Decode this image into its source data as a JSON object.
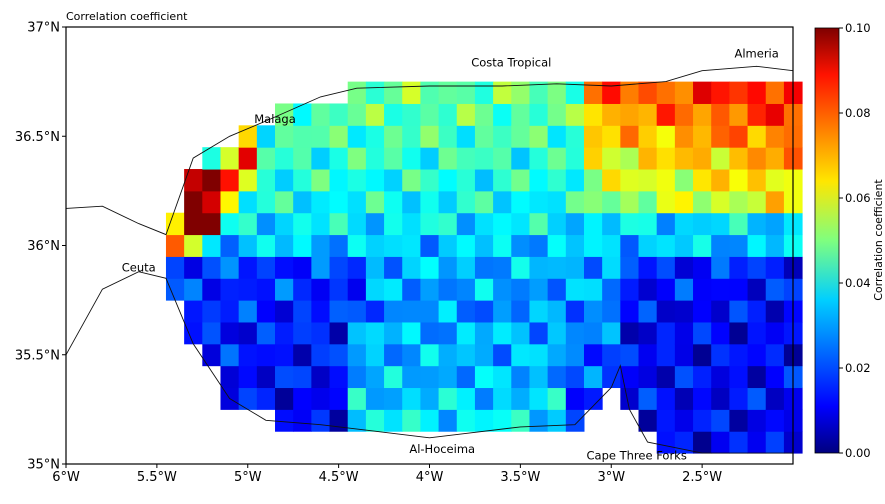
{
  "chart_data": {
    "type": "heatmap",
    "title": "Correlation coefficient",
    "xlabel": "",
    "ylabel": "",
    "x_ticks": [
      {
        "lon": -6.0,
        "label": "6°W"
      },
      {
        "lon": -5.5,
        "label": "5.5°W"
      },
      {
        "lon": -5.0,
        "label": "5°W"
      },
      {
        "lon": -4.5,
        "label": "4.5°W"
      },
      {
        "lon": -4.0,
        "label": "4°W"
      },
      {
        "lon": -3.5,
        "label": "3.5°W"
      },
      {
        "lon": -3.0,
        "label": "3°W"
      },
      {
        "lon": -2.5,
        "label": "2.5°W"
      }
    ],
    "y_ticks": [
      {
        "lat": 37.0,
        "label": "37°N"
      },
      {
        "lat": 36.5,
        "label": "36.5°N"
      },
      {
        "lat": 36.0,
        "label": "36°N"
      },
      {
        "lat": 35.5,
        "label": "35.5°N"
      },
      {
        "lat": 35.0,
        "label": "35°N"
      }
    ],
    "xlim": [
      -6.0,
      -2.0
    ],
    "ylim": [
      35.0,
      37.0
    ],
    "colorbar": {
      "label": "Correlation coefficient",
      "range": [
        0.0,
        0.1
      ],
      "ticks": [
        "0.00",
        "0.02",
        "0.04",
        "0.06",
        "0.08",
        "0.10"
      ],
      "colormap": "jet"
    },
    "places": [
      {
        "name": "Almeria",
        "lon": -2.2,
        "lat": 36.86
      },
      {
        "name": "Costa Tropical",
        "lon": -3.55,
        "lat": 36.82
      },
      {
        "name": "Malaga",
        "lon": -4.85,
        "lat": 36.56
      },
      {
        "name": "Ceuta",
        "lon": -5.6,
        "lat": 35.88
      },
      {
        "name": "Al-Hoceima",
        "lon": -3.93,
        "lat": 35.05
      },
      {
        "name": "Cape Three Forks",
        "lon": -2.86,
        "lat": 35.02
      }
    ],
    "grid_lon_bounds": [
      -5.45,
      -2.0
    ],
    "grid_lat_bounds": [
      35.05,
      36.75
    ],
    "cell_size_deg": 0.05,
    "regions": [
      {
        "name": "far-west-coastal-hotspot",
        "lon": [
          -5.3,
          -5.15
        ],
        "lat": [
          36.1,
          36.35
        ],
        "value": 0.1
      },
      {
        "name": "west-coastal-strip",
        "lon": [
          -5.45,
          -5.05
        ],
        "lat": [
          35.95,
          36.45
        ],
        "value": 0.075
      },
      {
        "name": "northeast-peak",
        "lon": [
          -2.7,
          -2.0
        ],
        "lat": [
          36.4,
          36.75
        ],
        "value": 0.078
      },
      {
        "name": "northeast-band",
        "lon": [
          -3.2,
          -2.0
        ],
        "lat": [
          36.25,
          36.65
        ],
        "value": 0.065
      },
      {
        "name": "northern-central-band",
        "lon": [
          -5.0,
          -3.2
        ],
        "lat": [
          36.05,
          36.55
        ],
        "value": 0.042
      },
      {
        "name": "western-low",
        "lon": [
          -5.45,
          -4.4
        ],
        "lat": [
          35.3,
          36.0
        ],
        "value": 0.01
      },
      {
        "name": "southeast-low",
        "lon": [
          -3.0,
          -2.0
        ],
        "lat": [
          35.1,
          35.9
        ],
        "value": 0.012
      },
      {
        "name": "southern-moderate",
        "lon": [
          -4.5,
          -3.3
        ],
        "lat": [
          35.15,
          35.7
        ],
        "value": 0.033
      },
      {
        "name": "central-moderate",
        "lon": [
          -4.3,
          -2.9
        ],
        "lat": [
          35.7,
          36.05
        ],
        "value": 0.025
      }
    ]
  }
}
⁂
Every line should be retyped exactly, with the pictures omitted.

Decode this image into its source data as a JSON object.
{
  "chart_data": {
    "type": "heatmap",
    "title": "Correlation coefficient",
    "xlabel": "",
    "ylabel": "",
    "x_ticks": [
      {
        "lon": -6.0,
        "label": "6°W"
      },
      {
        "lon": -5.5,
        "label": "5.5°W"
      },
      {
        "lon": -5.0,
        "label": "5°W"
      },
      {
        "lon": -4.5,
        "label": "4.5°W"
      },
      {
        "lon": -4.0,
        "label": "4°W"
      },
      {
        "lon": -3.5,
        "label": "3.5°W"
      },
      {
        "lon": -3.0,
        "label": "3°W"
      },
      {
        "lon": -2.5,
        "label": "2.5°W"
      }
    ],
    "y_ticks": [
      {
        "lat": 37.0,
        "label": "37°N"
      },
      {
        "lat": 36.5,
        "label": "36.5°N"
      },
      {
        "lat": 36.0,
        "label": "36°N"
      },
      {
        "lat": 35.5,
        "label": "35.5°N"
      },
      {
        "lat": 35.0,
        "label": "35°N"
      }
    ],
    "xlim": [
      -6.0,
      -2.0
    ],
    "ylim": [
      35.0,
      37.0
    ],
    "colorbar": {
      "label": "Correlation coefficient",
      "range": [
        0.0,
        0.1
      ],
      "ticks": [
        "0.00",
        "0.02",
        "0.04",
        "0.06",
        "0.08",
        "0.10"
      ],
      "colormap": "jet"
    },
    "places": [
      {
        "name": "Almeria",
        "lon": -2.2,
        "lat": 36.86
      },
      {
        "name": "Costa Tropical",
        "lon": -3.55,
        "lat": 36.82
      },
      {
        "name": "Malaga",
        "lon": -4.85,
        "lat": 36.56
      },
      {
        "name": "Ceuta",
        "lon": -5.6,
        "lat": 35.88
      },
      {
        "name": "Al-Hoceima",
        "lon": -3.93,
        "lat": 35.05
      },
      {
        "name": "Cape Three Forks",
        "lon": -2.86,
        "lat": 35.02
      }
    ],
    "grid_lon_bounds": [
      -5.45,
      -2.0
    ],
    "grid_lat_bounds": [
      35.05,
      36.75
    ],
    "cell_size_deg": 0.05,
    "regions": [
      {
        "name": "far-west-coastal-hotspot",
        "lon": [
          -5.3,
          -5.15
        ],
        "lat": [
          36.1,
          36.35
        ],
        "value": 0.1
      },
      {
        "name": "west-coastal-strip",
        "lon": [
          -5.45,
          -5.05
        ],
        "lat": [
          35.95,
          36.45
        ],
        "value": 0.075
      },
      {
        "name": "northeast-peak",
        "lon": [
          -2.7,
          -2.0
        ],
        "lat": [
          36.4,
          36.75
        ],
        "value": 0.078
      },
      {
        "name": "northeast-band",
        "lon": [
          -3.2,
          -2.0
        ],
        "lat": [
          36.25,
          36.65
        ],
        "value": 0.065
      },
      {
        "name": "northern-central-band",
        "lon": [
          -5.0,
          -3.2
        ],
        "lat": [
          36.05,
          36.55
        ],
        "value": 0.042
      },
      {
        "name": "western-low",
        "lon": [
          -5.45,
          -4.4
        ],
        "lat": [
          35.3,
          36.0
        ],
        "value": 0.01
      },
      {
        "name": "southeast-low",
        "lon": [
          -3.0,
          -2.0
        ],
        "lat": [
          35.1,
          35.9
        ],
        "value": 0.012
      },
      {
        "name": "southern-moderate",
        "lon": [
          -4.5,
          -3.3
        ],
        "lat": [
          35.15,
          35.7
        ],
        "value": 0.033
      },
      {
        "name": "central-moderate",
        "lon": [
          -4.3,
          -2.9
        ],
        "lat": [
          35.7,
          36.05
        ],
        "value": 0.025
      }
    ]
  }
}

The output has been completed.